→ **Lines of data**

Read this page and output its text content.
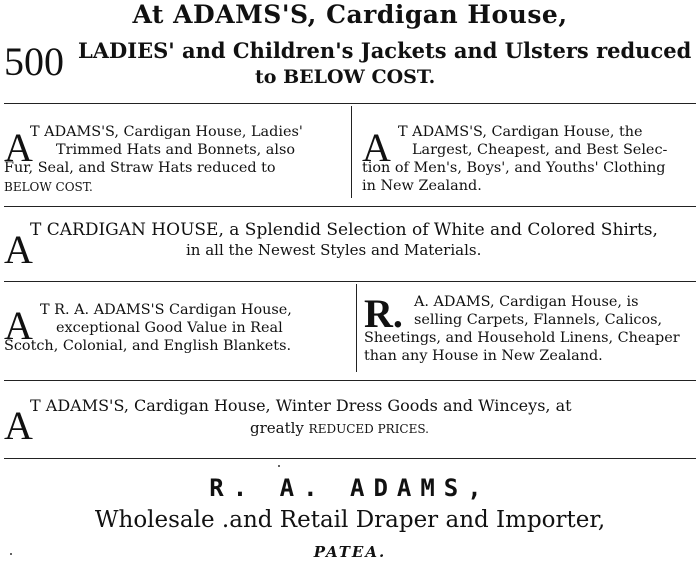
At ADAMS'S, Cardigan House,
500 LADIES' and Children's Jackets and Ulsters reduced
to BELOW COST.
A
T ADAMS'S, Cardigan House, Ladies'
Trimmed Hats and Bonnets, also
Fur, Seal, and Straw Hats reduced to
BELOW COST.
A T ADAMS'S, Cardigan House, the
Largest, Cheapest, and Best Selec-
tion of Men's, Boys', and Youths' Clothing
in New Zealand.
A
T CARDIGAN HOUSE, a Splendid Selection of White and Colored Shirts,
in all the Newest Styles and Materials.
A T R. A. ADAMS'S Cardigan House,
exceptional Good Value in Real
Scotch, Colonial, and English Blankets.
R. A. ADAMS, Cardigan House, is
selling Carpets, Flannels, Calicos,
Sheetings, and Household Linens, Cheaper
than any House in New Zealand.
A
T ADAMS'S, Cardigan House, Winter Dress Goods and Winceys, at
greatly REDUCED PRICES.
R. A. ADAMS,
Wholesale .and Retail Draper and Importer,
PATEA.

→ **Task prompt**
Could you reproduce every record above exactly, leaving out the pictures?

→ **Complete response**
Read this page and output its text content.
At ADAMS'S, Cardigan House,
500 LADIES' and Children's Jackets and Ulsters reduced
to BELOW COST.
A
T ADAMS'S, Cardigan House, Ladies'
Trimmed Hats and Bonnets, also
Fur, Seal, and Straw Hats reduced to
BELOW COST.
A T ADAMS'S, Cardigan House, the
Largest, Cheapest, and Best Selec-
tion of Men's, Boys', and Youths' Clothing
in New Zealand.
A
T CARDIGAN HOUSE, a Splendid Selection of White and Colored Shirts,
in all the Newest Styles and Materials.
A T R. A. ADAMS'S Cardigan House,
exceptional Good Value in Real
Scotch, Colonial, and English Blankets.
R. A. ADAMS, Cardigan House, is
selling Carpets, Flannels, Calicos,
Sheetings, and Household Linens, Cheaper
than any House in New Zealand.
A
T ADAMS'S, Cardigan House, Winter Dress Goods and Winceys, at
greatly REDUCED PRICES.
R. A. ADAMS,
Wholesale .and Retail Draper and Importer,
PATEA.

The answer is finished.